TASK DETAILS: Extract the lines that hold the string "image".

RECORDED DATA:
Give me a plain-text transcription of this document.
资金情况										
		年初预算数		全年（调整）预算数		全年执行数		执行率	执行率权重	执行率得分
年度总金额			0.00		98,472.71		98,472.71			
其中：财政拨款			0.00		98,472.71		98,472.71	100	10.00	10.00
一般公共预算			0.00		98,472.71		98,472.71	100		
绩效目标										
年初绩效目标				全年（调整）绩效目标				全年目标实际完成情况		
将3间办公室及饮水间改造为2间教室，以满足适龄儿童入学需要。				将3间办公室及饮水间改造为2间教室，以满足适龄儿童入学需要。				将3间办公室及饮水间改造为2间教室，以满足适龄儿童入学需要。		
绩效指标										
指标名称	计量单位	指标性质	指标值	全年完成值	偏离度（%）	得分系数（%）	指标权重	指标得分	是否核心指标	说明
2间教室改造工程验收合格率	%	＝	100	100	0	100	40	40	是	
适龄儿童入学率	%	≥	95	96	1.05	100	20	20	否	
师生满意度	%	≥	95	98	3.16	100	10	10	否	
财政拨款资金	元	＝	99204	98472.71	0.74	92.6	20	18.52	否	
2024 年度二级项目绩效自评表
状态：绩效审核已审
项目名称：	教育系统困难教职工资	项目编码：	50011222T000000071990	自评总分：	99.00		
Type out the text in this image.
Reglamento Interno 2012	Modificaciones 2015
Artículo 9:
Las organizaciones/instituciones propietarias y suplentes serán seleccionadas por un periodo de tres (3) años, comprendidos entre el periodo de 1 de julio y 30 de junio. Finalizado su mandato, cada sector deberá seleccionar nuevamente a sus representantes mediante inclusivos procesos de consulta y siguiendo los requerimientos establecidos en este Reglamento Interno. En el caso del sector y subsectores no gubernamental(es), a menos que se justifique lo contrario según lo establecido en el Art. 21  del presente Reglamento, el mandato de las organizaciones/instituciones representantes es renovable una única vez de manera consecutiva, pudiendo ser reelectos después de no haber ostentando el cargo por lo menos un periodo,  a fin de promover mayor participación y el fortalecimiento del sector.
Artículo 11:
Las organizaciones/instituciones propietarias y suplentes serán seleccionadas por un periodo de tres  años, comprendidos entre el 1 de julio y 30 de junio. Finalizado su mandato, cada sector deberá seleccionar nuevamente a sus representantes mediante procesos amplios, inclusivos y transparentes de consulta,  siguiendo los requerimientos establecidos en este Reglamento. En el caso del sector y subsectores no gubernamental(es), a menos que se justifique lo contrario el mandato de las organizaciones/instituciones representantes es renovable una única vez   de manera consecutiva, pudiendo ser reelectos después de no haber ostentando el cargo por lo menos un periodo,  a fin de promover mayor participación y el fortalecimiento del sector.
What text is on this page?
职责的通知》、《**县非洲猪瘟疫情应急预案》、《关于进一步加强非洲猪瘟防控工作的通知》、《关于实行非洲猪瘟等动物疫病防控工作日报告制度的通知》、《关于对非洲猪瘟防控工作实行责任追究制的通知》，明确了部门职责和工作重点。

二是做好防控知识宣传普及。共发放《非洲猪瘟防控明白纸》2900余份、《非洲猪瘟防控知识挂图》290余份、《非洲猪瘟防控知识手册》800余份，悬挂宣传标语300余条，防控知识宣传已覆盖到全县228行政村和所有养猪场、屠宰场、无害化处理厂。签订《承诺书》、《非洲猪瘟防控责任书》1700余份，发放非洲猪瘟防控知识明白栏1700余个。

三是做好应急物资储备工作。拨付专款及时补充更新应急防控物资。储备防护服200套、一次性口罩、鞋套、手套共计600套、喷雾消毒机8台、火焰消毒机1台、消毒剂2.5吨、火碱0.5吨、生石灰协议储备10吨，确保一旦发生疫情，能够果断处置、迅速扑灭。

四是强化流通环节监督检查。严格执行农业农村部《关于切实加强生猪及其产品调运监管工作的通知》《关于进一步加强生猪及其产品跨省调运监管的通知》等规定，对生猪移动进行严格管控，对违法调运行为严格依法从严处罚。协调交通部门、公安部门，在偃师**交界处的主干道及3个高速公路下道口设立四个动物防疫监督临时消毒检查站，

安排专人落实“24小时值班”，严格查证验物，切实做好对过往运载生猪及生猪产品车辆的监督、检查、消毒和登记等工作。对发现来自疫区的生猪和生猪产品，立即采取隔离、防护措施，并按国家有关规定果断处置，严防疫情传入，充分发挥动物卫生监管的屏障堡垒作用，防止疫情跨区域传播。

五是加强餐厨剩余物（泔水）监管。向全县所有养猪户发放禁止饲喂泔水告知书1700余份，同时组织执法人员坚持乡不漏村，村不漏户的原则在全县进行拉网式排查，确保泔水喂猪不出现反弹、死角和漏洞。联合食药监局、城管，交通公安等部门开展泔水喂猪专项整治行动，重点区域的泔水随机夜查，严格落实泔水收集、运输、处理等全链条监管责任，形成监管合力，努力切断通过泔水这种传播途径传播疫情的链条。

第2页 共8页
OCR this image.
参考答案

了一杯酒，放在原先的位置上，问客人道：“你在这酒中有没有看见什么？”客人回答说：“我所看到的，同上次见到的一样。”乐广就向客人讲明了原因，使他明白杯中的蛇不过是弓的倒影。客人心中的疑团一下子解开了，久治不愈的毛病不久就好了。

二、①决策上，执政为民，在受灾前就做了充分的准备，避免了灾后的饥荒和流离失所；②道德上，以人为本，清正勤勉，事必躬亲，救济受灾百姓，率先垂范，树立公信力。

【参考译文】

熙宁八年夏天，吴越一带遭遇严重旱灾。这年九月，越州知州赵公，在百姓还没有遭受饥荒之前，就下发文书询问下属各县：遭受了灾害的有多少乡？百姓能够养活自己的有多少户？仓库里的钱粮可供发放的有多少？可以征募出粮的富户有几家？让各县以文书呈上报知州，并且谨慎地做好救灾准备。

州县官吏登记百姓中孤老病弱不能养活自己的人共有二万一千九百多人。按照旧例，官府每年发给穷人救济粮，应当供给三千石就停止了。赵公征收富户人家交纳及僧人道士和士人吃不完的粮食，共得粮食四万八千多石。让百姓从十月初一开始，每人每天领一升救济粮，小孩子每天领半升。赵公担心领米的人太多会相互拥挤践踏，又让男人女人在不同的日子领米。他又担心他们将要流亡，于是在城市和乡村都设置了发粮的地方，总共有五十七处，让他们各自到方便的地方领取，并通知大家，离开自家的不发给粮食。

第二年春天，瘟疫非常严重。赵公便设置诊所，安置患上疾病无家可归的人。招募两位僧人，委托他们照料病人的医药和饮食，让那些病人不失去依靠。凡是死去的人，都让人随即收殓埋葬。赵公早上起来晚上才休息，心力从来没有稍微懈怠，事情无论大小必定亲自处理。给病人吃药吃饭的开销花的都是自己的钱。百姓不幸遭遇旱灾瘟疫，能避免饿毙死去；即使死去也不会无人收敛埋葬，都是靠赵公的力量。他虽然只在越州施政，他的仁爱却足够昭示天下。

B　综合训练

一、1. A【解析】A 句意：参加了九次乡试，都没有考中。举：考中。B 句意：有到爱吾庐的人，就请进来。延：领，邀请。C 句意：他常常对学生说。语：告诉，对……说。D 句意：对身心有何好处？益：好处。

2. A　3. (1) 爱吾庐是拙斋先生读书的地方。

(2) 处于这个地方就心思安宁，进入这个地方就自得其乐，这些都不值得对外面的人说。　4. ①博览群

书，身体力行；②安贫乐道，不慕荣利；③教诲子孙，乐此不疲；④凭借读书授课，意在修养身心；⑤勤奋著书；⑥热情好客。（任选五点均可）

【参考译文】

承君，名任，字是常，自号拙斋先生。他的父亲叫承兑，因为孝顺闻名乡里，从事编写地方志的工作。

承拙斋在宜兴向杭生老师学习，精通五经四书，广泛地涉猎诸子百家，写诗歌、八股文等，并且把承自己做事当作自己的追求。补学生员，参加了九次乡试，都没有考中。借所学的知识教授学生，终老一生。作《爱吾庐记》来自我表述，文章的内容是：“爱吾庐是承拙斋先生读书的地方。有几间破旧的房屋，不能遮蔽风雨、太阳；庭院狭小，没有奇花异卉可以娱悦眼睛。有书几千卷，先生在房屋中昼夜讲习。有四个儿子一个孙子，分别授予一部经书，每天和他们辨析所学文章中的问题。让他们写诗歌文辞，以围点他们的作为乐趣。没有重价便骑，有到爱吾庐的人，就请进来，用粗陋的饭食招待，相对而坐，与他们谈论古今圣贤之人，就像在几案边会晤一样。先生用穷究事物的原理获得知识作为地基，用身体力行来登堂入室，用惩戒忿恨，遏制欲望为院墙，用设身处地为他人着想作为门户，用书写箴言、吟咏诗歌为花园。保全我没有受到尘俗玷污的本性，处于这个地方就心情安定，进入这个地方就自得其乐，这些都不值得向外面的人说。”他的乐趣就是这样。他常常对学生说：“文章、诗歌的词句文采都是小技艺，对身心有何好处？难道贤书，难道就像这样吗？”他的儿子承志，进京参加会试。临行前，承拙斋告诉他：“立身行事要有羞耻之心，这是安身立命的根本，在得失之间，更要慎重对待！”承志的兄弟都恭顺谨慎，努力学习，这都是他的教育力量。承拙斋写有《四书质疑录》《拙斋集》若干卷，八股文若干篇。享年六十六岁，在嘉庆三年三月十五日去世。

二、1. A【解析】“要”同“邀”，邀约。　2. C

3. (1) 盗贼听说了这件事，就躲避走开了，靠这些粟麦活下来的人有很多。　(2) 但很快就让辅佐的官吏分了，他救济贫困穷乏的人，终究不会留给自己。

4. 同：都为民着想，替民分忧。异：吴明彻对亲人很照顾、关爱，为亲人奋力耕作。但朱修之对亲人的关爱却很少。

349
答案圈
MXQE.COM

FINISHED ANSWER:
Type out the text in this image.
OCR this image.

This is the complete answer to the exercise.